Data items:
◆ ◆ ◆ ◆ ◆ ◆ ◆

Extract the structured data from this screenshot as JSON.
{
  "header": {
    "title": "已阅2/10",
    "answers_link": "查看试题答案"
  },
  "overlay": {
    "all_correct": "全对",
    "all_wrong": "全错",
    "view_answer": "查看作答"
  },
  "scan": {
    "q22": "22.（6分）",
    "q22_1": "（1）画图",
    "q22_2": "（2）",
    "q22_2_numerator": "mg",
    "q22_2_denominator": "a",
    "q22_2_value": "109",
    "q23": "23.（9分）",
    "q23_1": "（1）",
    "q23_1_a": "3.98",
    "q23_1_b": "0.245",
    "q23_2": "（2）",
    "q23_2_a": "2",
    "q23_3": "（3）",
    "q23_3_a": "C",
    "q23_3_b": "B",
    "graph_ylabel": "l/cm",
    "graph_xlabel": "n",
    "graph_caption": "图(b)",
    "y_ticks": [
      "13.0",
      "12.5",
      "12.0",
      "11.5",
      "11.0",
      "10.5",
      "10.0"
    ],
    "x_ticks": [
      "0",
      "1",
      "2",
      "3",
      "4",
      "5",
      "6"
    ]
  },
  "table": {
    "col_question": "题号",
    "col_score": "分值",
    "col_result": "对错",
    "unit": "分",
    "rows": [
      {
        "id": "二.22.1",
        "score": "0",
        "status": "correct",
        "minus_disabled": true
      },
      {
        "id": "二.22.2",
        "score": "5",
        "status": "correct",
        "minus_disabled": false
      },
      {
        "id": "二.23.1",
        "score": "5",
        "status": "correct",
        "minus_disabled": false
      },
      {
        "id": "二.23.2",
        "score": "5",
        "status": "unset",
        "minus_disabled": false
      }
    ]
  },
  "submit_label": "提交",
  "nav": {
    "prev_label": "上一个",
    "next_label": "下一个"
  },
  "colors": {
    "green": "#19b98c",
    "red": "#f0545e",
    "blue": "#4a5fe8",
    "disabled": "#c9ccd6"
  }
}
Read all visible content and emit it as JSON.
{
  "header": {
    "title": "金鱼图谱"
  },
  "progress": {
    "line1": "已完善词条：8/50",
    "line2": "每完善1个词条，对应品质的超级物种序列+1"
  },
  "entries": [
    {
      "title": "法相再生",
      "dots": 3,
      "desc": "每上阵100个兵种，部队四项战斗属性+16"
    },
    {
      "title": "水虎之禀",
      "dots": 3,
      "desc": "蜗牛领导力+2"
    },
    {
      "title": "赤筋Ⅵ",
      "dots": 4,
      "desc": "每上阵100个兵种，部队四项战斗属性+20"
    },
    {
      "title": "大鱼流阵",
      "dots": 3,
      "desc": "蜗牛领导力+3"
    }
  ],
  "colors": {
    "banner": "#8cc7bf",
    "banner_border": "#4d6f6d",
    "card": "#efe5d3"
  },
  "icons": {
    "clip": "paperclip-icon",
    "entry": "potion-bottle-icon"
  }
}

◆ ◆ ◆ ◆ ◆ ◆ ◆

» What to do
Transcribe only the trailing portion of the entries above: the line that contains "Read all visible content and emit it as JSON." and each line after it.

» Response for this exercise
Read all visible content and emit it as JSON.
{
  "header": {
    "title": "金鱼图谱"
  },
  "progress": {
    "line1": "已完善词条：8/50",
    "line2": "每完善1个词条，对应品质的超级物种序列+1"
  },
  "entries": [
    {
      "title": "法相再生",
      "dots": 3,
      "desc": "每上阵100个兵种，部队四项战斗属性+16"
    },
    {
      "title": "水虎之禀",
      "dots": 3,
      "desc": "蜗牛领导力+2"
    },
    {
      "title": "赤筋Ⅵ",
      "dots": 4,
      "desc": "每上阵100个兵种，部队四项战斗属性+20"
    },
    {
      "title": "大鱼流阵",
      "dots": 3,
      "desc": "蜗牛领导力+3"
    }
  ],
  "colors": {
    "banner": "#8cc7bf",
    "banner_border": "#4d6f6d",
    "card": "#efe5d3"
  },
  "icons": {
    "clip": "paperclip-icon",
    "entry": "potion-bottle-icon"
  }
}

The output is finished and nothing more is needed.